**RECORDS SUPPLIED**
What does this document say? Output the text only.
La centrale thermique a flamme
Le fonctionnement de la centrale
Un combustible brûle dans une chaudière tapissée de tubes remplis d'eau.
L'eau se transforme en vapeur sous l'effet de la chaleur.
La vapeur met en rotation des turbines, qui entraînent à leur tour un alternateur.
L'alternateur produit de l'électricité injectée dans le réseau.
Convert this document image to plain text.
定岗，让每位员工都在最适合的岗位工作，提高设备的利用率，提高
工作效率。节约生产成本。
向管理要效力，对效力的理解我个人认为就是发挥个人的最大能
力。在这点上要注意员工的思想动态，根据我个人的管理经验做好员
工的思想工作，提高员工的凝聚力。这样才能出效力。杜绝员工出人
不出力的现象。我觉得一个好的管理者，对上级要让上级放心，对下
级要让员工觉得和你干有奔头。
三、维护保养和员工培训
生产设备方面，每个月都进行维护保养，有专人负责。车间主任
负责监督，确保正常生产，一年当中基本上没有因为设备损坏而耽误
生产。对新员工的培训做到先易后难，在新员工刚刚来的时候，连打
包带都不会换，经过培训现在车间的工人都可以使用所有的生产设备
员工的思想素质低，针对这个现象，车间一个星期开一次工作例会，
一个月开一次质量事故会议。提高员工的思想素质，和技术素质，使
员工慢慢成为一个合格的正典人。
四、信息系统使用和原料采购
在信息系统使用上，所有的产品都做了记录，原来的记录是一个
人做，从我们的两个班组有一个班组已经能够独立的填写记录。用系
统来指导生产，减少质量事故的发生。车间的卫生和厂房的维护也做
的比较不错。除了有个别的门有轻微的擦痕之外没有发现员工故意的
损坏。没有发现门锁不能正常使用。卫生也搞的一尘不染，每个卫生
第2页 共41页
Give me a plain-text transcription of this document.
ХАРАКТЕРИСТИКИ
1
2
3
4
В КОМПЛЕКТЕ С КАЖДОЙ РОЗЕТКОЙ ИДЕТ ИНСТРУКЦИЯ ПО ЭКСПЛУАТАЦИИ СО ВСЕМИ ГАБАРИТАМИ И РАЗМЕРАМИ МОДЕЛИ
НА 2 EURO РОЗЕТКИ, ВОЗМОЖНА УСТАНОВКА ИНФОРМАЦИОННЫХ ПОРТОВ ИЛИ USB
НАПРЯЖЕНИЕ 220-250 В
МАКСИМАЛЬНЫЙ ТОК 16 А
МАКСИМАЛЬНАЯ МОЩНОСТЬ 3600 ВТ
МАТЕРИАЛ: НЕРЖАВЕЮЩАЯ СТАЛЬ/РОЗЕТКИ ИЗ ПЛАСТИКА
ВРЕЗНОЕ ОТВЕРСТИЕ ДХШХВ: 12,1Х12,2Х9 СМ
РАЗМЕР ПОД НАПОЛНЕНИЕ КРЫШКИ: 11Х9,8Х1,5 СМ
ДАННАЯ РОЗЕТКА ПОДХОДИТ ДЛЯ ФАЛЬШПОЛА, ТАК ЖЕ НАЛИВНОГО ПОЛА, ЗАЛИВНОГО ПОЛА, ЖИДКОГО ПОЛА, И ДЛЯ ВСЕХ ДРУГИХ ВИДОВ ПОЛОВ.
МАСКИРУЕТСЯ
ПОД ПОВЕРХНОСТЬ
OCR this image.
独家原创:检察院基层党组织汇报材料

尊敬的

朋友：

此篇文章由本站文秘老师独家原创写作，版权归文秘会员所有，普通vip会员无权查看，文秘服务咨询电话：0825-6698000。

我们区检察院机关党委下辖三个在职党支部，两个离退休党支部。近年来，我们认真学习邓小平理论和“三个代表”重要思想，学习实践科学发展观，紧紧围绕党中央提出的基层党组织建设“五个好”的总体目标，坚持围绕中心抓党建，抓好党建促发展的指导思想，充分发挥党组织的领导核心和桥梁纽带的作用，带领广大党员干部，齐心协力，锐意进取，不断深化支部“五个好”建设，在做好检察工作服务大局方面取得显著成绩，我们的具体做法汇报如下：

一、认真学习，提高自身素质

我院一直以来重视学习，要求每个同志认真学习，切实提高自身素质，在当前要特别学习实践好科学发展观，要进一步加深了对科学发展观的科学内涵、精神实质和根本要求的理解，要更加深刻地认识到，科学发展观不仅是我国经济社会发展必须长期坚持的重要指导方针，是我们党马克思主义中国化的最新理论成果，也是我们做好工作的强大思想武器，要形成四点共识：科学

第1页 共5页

**AIM OF THE TASK**
Output the records verbatim, from the first line to the last.

**ANSWER**
What does this document say? Output the text only.
La centrale thermique a flamme
Le fonctionnement de la centrale
Un combustible brûle dans une chaudière tapissée de tubes remplis d'eau.
L'eau se transforme en vapeur sous l'effet de la chaleur.
La vapeur met en rotation des turbines, qui entraînent à leur tour un alternateur.
L'alternateur produit de l'électricité injectée dans le réseau.
Convert this document image to plain text.
定岗，让每位员工都在最适合的岗位工作，提高设备的利用率，提高
工作效率。节约生产成本。
向管理要效力，对效力的理解我个人认为就是发挥个人的最大能
力。在这点上要注意员工的思想动态，根据我个人的管理经验做好员
工的思想工作，提高员工的凝聚力。这样才能出效力。杜绝员工出人
不出力的现象。我觉得一个好的管理者，对上级要让上级放心，对下
级要让员工觉得和你干有奔头。
三、维护保养和员工培训
生产设备方面，每个月都进行维护保养，有专人负责。车间主任
负责监督，确保正常生产，一年当中基本上没有因为设备损坏而耽误
生产。对新员工的培训做到先易后难，在新员工刚刚来的时候，连打
包带都不会换，经过培训现在车间的工人都可以使用所有的生产设备
员工的思想素质低，针对这个现象，车间一个星期开一次工作例会，
一个月开一次质量事故会议。提高员工的思想素质，和技术素质，使
员工慢慢成为一个合格的正典人。
四、信息系统使用和原料采购
在信息系统使用上，所有的产品都做了记录，原来的记录是一个
人做，从我们的两个班组有一个班组已经能够独立的填写记录。用系
统来指导生产，减少质量事故的发生。车间的卫生和厂房的维护也做
的比较不错。除了有个别的门有轻微的擦痕之外没有发现员工故意的
损坏。没有发现门锁不能正常使用。卫生也搞的一尘不染，每个卫生
第2页 共41页
Give me a plain-text transcription of this document.
ХАРАКТЕРИСТИКИ
1
2
3
4
В КОМПЛЕКТЕ С КАЖДОЙ РОЗЕТКОЙ ИДЕТ ИНСТРУКЦИЯ ПО ЭКСПЛУАТАЦИИ СО ВСЕМИ ГАБАРИТАМИ И РАЗМЕРАМИ МОДЕЛИ
НА 2 EURO РОЗЕТКИ, ВОЗМОЖНА УСТАНОВКА ИНФОРМАЦИОННЫХ ПОРТОВ ИЛИ USB
НАПРЯЖЕНИЕ 220-250 В
МАКСИМАЛЬНЫЙ ТОК 16 А
МАКСИМАЛЬНАЯ МОЩНОСТЬ 3600 ВТ
МАТЕРИАЛ: НЕРЖАВЕЮЩАЯ СТАЛЬ/РОЗЕТКИ ИЗ ПЛАСТИКА
ВРЕЗНОЕ ОТВЕРСТИЕ ДХШХВ: 12,1Х12,2Х9 СМ
РАЗМЕР ПОД НАПОЛНЕНИЕ КРЫШКИ: 11Х9,8Х1,5 СМ
ДАННАЯ РОЗЕТКА ПОДХОДИТ ДЛЯ ФАЛЬШПОЛА, ТАК ЖЕ НАЛИВНОГО ПОЛА, ЗАЛИВНОГО ПОЛА, ЖИДКОГО ПОЛА, И ДЛЯ ВСЕХ ДРУГИХ ВИДОВ ПОЛОВ.
МАСКИРУЕТСЯ
ПОД ПОВЕРХНОСТЬ
OCR this image.
独家原创:检察院基层党组织汇报材料

尊敬的

朋友：

此篇文章由本站文秘老师独家原创写作，版权归文秘会员所有，普通vip会员无权查看，文秘服务咨询电话：0825-6698000。

我们区检察院机关党委下辖三个在职党支部，两个离退休党支部。近年来，我们认真学习邓小平理论和“三个代表”重要思想，学习实践科学发展观，紧紧围绕党中央提出的基层党组织建设“五个好”的总体目标，坚持围绕中心抓党建，抓好党建促发展的指导思想，充分发挥党组织的领导核心和桥梁纽带的作用，带领广大党员干部，齐心协力，锐意进取，不断深化支部“五个好”建设，在做好检察工作服务大局方面取得显著成绩，我们的具体做法汇报如下：

一、认真学习，提高自身素质

我院一直以来重视学习，要求每个同志认真学习，切实提高自身素质，在当前要特别学习实践好科学发展观，要进一步加深了对科学发展观的科学内涵、精神实质和根本要求的理解，要更加深刻地认识到，科学发展观不仅是我国经济社会发展必须长期坚持的重要指导方针，是我们党马克思主义中国化的最新理论成果，也是我们做好工作的强大思想武器，要形成四点共识：科学

第1页 共5页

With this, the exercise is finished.